§ **Task to carry out**
List each line of the data that holds the string "inschakelen", please.

§ **Exercise material**

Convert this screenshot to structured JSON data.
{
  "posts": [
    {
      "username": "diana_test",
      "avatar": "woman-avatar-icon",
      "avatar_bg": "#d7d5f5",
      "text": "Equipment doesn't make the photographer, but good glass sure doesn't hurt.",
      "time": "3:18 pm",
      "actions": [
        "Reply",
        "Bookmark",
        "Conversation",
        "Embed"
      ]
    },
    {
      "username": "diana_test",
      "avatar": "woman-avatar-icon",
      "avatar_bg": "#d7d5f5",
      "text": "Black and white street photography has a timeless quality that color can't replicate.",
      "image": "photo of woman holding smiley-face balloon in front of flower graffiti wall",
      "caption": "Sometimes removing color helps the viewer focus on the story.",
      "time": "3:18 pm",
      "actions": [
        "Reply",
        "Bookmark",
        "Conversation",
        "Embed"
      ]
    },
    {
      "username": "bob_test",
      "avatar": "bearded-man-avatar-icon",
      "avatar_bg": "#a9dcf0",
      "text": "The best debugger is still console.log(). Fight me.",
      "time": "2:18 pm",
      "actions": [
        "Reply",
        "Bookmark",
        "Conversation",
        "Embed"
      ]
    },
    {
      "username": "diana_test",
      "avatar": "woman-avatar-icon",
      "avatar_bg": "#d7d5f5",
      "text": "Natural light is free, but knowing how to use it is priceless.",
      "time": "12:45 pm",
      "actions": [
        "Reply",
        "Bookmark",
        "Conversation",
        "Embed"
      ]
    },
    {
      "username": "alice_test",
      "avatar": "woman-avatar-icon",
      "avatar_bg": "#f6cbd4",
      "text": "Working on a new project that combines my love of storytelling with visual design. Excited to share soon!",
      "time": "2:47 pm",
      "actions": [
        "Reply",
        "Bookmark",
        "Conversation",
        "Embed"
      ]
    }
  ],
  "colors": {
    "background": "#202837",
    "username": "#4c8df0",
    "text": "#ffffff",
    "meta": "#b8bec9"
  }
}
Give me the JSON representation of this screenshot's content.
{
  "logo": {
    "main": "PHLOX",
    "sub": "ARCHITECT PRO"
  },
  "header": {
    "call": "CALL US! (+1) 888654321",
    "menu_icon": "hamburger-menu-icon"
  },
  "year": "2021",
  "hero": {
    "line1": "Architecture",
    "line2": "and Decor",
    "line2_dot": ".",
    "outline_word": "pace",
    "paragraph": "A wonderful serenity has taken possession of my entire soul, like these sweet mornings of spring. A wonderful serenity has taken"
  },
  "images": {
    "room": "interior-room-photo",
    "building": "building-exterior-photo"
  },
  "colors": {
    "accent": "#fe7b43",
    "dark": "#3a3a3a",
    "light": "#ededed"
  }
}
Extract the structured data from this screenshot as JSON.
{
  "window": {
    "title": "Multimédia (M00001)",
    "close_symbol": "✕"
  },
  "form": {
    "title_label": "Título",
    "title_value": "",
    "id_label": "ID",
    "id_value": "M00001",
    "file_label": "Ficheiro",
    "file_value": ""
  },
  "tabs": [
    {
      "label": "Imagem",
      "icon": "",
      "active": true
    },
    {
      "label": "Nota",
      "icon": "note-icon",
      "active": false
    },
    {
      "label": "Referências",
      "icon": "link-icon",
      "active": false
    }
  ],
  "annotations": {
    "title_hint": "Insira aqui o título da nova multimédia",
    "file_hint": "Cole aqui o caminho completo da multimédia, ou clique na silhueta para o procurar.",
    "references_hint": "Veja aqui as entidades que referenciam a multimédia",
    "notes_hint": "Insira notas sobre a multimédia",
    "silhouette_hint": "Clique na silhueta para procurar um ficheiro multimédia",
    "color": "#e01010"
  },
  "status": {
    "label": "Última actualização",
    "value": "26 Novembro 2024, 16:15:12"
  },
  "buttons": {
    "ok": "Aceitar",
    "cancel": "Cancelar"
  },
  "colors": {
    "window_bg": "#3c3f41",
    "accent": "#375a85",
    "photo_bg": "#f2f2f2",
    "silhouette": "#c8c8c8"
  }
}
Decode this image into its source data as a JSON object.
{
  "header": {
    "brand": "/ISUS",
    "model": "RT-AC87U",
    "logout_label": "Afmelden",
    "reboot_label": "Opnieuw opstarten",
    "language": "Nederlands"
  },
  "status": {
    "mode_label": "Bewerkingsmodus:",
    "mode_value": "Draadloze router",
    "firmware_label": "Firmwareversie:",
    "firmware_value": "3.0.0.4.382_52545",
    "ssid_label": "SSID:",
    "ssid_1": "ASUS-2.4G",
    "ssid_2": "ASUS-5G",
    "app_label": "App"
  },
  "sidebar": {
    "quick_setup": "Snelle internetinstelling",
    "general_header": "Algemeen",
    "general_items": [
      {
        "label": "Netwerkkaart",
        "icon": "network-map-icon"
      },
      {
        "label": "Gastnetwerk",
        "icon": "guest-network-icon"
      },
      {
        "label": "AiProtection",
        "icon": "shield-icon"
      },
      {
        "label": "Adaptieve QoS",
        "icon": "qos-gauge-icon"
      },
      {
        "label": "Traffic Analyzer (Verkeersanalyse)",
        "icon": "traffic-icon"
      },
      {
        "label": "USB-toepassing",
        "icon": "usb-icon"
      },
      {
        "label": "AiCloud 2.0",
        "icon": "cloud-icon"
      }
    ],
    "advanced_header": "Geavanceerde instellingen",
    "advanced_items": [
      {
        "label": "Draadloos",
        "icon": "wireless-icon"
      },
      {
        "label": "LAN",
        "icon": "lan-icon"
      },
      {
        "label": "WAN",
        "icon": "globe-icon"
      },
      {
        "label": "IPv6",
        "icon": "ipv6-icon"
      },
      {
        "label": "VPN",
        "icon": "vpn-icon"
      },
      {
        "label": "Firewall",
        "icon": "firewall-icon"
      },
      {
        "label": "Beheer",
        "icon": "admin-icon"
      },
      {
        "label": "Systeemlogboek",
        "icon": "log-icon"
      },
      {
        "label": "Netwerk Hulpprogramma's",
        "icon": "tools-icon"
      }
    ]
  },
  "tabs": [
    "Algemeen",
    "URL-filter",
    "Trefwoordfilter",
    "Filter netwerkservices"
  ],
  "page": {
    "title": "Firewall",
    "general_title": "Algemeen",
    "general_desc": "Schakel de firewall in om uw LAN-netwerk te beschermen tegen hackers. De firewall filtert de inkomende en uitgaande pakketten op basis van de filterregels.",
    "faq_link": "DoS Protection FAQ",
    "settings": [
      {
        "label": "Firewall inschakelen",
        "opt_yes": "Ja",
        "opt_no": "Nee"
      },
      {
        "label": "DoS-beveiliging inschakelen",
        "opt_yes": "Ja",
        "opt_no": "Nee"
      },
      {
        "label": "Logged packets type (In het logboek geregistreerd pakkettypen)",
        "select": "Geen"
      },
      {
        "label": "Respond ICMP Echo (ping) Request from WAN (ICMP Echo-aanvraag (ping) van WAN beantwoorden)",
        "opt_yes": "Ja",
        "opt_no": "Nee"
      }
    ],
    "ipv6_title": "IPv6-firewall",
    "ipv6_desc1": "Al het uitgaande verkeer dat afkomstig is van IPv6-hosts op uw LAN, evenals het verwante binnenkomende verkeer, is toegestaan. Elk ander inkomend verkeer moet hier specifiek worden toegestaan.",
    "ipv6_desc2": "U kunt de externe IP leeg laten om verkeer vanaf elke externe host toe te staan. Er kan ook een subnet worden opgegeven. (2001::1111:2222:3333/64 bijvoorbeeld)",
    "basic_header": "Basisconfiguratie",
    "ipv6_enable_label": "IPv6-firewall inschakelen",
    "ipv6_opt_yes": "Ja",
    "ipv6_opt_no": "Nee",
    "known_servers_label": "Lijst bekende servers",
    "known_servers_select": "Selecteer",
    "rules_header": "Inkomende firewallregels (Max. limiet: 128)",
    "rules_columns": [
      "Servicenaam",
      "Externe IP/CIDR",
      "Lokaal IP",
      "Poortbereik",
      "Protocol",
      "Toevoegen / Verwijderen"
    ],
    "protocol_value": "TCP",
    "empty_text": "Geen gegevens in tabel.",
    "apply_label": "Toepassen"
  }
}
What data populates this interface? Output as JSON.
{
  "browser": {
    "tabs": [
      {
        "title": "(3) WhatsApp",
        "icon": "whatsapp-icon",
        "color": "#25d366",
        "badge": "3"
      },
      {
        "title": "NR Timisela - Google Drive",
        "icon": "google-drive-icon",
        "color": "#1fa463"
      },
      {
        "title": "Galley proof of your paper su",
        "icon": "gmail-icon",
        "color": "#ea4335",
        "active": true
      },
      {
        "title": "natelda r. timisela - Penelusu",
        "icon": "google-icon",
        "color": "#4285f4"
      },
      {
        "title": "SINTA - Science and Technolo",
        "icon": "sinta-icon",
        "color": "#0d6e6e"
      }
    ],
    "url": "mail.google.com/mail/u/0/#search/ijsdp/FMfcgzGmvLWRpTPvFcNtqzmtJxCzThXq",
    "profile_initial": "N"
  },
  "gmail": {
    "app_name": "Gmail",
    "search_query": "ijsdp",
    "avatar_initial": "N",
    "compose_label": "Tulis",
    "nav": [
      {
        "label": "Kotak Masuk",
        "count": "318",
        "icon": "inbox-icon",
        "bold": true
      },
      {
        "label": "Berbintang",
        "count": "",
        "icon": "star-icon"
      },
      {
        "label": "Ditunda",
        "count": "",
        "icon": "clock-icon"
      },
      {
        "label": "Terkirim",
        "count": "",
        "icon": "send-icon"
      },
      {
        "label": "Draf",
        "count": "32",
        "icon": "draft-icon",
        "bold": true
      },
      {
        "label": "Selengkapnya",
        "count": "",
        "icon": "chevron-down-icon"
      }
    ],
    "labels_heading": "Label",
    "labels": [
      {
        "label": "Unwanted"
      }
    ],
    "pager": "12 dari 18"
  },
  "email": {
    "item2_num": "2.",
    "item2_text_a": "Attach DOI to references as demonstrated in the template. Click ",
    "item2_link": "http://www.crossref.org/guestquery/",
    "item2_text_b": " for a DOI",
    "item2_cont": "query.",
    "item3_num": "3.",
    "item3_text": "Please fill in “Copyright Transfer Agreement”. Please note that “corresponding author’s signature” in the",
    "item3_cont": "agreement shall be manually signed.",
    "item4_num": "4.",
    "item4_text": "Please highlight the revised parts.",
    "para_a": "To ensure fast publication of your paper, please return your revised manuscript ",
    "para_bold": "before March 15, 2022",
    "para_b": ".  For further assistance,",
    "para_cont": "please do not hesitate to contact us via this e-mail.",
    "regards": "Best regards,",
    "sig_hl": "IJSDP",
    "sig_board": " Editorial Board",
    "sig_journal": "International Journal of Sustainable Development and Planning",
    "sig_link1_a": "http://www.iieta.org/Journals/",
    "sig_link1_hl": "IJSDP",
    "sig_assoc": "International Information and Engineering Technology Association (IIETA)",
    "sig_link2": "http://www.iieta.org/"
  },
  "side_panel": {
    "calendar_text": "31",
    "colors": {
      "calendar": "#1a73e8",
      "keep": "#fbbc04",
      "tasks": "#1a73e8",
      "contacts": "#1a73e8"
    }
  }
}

§ **Task solution**
        "label": "Firewall inschakelen",
        "label": "DoS-beveiliging inschakelen",
    "ipv6_enable_label": "IPv6-firewall inschakelen",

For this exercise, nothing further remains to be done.